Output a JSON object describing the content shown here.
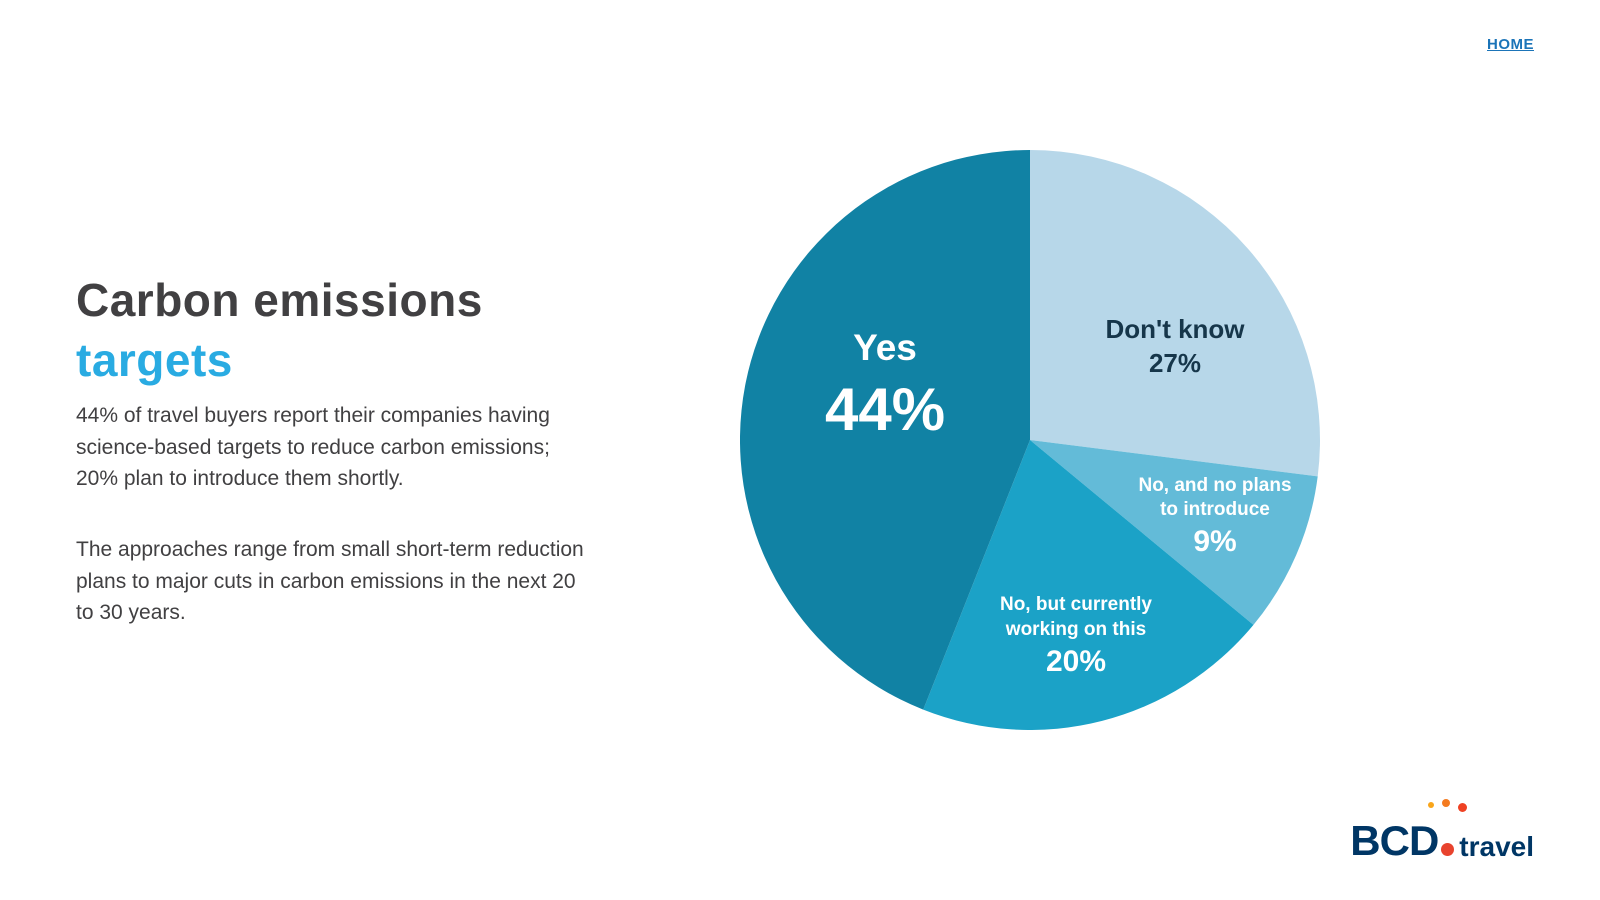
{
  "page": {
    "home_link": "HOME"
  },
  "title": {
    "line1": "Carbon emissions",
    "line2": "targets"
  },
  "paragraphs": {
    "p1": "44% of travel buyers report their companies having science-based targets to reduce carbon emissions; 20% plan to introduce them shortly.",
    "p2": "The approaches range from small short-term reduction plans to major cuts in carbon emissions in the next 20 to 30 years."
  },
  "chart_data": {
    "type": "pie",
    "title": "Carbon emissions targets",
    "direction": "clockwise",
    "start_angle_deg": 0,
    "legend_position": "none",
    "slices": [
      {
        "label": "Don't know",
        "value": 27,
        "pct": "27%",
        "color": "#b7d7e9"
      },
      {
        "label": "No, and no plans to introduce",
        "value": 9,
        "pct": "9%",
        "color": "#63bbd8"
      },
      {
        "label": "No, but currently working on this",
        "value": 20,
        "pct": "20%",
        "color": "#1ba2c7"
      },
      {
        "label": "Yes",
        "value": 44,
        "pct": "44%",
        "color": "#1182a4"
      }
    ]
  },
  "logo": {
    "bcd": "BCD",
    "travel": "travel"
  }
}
..........
_Task instructions:_
Reproduce the entries above without change, omitting all pictures.

_Solved exercise:_
Output a JSON object describing the content shown here.
{
  "page": {
    "home_link": "HOME"
  },
  "title": {
    "line1": "Carbon emissions",
    "line2": "targets"
  },
  "paragraphs": {
    "p1": "44% of travel buyers report their companies having science-based targets to reduce carbon emissions; 20% plan to introduce them shortly.",
    "p2": "The approaches range from small short-term reduction plans to major cuts in carbon emissions in the next 20 to 30 years."
  },
  "chart_data": {
    "type": "pie",
    "title": "Carbon emissions targets",
    "direction": "clockwise",
    "start_angle_deg": 0,
    "legend_position": "none",
    "slices": [
      {
        "label": "Don't know",
        "value": 27,
        "pct": "27%",
        "color": "#b7d7e9"
      },
      {
        "label": "No, and no plans to introduce",
        "value": 9,
        "pct": "9%",
        "color": "#63bbd8"
      },
      {
        "label": "No, but currently working on this",
        "value": 20,
        "pct": "20%",
        "color": "#1ba2c7"
      },
      {
        "label": "Yes",
        "value": 44,
        "pct": "44%",
        "color": "#1182a4"
      }
    ]
  },
  "logo": {
    "bcd": "BCD",
    "travel": "travel"
  }
}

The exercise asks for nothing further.